Copy all of the data below exactly as it is given.
___ DATASET RECORDS ___
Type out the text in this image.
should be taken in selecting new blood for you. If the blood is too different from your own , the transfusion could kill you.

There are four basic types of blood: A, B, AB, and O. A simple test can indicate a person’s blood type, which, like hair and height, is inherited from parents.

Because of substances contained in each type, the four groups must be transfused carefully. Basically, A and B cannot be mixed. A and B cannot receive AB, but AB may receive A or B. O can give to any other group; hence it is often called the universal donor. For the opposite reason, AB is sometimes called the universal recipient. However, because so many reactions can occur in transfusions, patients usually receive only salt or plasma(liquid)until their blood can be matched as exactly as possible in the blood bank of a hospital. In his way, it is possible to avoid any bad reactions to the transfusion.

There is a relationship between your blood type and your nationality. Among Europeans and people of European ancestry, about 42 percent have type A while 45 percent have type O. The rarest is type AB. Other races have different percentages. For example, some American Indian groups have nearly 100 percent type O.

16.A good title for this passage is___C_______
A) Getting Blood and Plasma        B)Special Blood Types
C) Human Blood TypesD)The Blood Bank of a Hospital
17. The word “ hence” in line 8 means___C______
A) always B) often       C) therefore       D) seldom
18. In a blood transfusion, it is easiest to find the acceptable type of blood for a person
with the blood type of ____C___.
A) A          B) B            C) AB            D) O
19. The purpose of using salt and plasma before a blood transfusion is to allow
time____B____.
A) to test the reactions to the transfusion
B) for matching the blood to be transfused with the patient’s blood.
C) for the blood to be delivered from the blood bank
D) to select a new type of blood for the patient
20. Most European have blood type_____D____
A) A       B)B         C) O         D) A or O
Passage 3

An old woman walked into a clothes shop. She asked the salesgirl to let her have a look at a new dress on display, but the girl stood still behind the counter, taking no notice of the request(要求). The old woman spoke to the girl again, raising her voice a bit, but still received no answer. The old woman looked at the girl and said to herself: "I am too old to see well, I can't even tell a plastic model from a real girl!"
___
TASK ANSWER »
Type out the text in this image.
should be taken in selecting new blood for you. If the blood is too different from your own , the transfusion could kill you.

There are four basic types of blood: A, B, AB, and O. A simple test can indicate a person’s blood type, which, like hair and height, is inherited from parents.

Because of substances contained in each type, the four groups must be transfused carefully. Basically, A and B cannot be mixed. A and B cannot receive AB, but AB may receive A or B. O can give to any other group; hence it is often called the universal donor. For the opposite reason, AB is sometimes called the universal recipient. However, because so many reactions can occur in transfusions, patients usually receive only salt or plasma(liquid)until their blood can be matched as exactly as possible in the blood bank of a hospital. In his way, it is possible to avoid any bad reactions to the transfusion.

There is a relationship between your blood type and your nationality. Among Europeans and people of European ancestry, about 42 percent have type A while 45 percent have type O. The rarest is type AB. Other races have different percentages. For example, some American Indian groups have nearly 100 percent type O.

16.A good title for this passage is___C_______
A) Getting Blood and Plasma        B)Special Blood Types
C) Human Blood TypesD)The Blood Bank of a Hospital
17. The word “ hence” in line 8 means___C______
A) always B) often       C) therefore       D) seldom
18. In a blood transfusion, it is easiest to find the acceptable type of blood for a person
with the blood type of ____C___.
A) A          B) B            C) AB            D) O
19. The purpose of using salt and plasma before a blood transfusion is to allow
time____B____.
A) to test the reactions to the transfusion
B) for matching the blood to be transfused with the patient’s blood.
C) for the blood to be delivered from the blood bank
D) to select a new type of blood for the patient
20. Most European have blood type_____D____
A) A       B)B         C) O         D) A or O
Passage 3

An old woman walked into a clothes shop. She asked the salesgirl to let her have a look at a new dress on display, but the girl stood still behind the counter, taking no notice of the request(要求). The old woman spoke to the girl again, raising her voice a bit, but still received no answer. The old woman looked at the girl and said to herself: "I am too old to see well, I can't even tell a plastic model from a real girl!"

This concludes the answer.